* _Exercise aim_
Each line containing the word "verify" should be found and copied.

* _Collected data_
_ _ _
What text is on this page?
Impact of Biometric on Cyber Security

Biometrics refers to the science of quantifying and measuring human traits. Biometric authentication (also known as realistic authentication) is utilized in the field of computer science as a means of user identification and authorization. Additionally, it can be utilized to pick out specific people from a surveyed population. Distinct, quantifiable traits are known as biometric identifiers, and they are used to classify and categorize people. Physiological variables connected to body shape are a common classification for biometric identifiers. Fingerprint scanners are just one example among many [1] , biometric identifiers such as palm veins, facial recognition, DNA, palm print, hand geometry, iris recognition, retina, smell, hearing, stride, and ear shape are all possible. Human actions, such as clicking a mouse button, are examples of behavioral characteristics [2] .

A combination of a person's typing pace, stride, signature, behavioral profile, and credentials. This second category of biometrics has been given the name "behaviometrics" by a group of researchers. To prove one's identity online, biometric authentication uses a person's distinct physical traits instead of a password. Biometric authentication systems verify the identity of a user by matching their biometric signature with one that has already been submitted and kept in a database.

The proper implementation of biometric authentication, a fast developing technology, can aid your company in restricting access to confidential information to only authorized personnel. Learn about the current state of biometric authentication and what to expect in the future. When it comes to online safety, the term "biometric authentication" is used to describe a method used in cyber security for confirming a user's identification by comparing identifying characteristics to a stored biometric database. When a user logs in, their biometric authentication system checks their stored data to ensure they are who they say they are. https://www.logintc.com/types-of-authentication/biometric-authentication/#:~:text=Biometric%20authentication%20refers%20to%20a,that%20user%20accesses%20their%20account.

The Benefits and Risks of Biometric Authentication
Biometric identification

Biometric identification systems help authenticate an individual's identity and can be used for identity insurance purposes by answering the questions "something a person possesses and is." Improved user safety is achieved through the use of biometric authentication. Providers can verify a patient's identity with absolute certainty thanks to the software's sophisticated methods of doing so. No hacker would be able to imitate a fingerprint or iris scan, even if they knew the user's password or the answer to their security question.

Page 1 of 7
_ _ _
* _Output for this task_
A combination of a person's typing pace, stride, signature, behavioral profile, and credentials. This second category of biometrics has been given the name "behaviometrics" by a group of researchers. To prove one's identity online, biometric authentication uses a person's distinct physical traits instead of a password. Biometric authentication systems verify the identity of a user by matching their biometric signature with one that has already been submitted and kept in a database.
Biometric identification systems help authenticate an individual's identity and can be used for identity insurance purposes by answering the questions "something a person possesses and is." Improved user safety is achieved through the use of biometric authentication. Providers can verify a patient's identity with absolute certainty thanks to the software's sophisticated methods of doing so. No hacker would be able to imitate a fingerprint or iris scan, even if they knew the user's password or the answer to their security question.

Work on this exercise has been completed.